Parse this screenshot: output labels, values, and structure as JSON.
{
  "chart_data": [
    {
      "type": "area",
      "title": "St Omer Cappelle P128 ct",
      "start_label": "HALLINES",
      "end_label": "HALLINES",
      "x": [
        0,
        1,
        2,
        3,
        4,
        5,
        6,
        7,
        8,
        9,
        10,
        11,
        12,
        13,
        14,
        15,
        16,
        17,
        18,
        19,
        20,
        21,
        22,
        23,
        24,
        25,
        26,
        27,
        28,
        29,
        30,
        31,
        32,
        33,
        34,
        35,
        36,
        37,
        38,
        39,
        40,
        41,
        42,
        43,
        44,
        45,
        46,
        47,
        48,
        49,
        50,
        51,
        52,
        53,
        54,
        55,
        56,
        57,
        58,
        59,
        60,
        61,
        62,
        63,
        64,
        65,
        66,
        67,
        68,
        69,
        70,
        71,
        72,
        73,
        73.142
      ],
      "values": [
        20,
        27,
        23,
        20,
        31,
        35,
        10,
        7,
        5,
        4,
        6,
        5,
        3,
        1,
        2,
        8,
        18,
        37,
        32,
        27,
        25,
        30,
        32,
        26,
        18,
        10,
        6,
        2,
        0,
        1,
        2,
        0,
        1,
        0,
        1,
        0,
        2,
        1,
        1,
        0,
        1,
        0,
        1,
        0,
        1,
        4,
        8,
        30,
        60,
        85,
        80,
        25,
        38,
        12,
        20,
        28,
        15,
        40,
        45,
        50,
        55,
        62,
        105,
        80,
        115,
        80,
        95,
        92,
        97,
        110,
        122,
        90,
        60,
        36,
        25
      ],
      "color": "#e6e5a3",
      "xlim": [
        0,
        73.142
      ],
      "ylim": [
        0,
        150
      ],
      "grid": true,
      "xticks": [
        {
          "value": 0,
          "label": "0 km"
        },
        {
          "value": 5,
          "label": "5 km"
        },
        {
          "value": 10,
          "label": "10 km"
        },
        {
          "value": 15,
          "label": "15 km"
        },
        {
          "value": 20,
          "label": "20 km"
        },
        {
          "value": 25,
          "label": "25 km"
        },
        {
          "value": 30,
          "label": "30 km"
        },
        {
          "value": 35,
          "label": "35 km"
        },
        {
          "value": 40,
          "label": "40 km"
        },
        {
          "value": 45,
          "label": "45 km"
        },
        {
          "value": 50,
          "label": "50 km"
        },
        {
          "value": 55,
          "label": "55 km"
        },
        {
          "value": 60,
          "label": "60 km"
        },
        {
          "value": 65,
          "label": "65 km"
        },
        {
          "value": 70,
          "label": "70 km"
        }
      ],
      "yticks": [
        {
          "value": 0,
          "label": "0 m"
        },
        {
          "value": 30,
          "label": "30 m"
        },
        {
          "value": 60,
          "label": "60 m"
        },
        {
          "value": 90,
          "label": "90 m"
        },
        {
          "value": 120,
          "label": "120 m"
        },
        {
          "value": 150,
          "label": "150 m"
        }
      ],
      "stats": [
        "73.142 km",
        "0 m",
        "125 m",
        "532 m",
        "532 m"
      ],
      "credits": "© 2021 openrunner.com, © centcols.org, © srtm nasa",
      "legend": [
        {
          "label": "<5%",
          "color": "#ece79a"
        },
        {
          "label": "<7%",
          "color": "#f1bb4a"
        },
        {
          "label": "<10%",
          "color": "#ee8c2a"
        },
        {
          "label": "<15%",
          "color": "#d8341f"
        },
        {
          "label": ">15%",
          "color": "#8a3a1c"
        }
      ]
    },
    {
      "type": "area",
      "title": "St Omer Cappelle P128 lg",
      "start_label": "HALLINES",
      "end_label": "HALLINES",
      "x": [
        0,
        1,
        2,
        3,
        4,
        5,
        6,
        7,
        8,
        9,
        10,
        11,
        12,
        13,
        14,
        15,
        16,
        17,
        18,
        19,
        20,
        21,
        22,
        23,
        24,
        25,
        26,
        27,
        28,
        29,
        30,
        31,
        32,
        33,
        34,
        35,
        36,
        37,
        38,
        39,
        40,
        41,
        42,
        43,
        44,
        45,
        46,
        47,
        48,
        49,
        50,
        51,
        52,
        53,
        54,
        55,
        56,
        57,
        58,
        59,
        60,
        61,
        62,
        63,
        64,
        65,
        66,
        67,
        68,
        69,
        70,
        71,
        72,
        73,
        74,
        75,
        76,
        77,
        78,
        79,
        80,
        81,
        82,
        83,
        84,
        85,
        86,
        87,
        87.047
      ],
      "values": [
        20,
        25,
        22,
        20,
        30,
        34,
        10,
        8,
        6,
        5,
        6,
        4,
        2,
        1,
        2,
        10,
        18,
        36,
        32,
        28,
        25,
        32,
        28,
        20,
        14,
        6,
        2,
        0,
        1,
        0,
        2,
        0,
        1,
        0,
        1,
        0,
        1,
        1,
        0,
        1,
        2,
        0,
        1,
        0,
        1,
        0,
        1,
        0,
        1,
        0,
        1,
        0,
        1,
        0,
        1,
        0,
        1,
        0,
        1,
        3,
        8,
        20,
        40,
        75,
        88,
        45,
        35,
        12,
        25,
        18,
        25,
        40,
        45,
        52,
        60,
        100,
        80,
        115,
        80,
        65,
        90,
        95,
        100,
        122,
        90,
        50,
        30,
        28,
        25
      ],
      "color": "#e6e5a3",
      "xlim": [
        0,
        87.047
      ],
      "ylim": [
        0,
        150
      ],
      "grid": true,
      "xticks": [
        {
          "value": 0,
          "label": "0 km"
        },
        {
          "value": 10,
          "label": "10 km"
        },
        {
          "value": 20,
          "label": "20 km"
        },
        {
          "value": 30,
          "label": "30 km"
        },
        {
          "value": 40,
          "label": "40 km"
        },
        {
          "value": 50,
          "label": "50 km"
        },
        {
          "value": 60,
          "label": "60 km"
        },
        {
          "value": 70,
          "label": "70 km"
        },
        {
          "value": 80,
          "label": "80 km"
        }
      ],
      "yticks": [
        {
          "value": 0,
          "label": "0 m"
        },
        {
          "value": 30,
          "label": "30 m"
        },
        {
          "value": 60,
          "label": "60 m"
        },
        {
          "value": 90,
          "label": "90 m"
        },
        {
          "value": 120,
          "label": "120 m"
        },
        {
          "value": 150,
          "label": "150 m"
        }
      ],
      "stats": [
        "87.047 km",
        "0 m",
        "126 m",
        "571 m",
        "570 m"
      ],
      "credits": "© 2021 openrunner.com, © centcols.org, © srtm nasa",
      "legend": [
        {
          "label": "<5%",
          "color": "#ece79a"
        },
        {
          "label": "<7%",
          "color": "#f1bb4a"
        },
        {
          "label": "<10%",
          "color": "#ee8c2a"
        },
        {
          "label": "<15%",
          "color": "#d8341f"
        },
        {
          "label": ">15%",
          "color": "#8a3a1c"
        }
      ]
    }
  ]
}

**Work instructions:**
Copy each line that holds the word "Cappelle".

**The result:**
      "title": "St Omer Cappelle P128 ct",
      "title": "St Omer Cappelle P128 lg",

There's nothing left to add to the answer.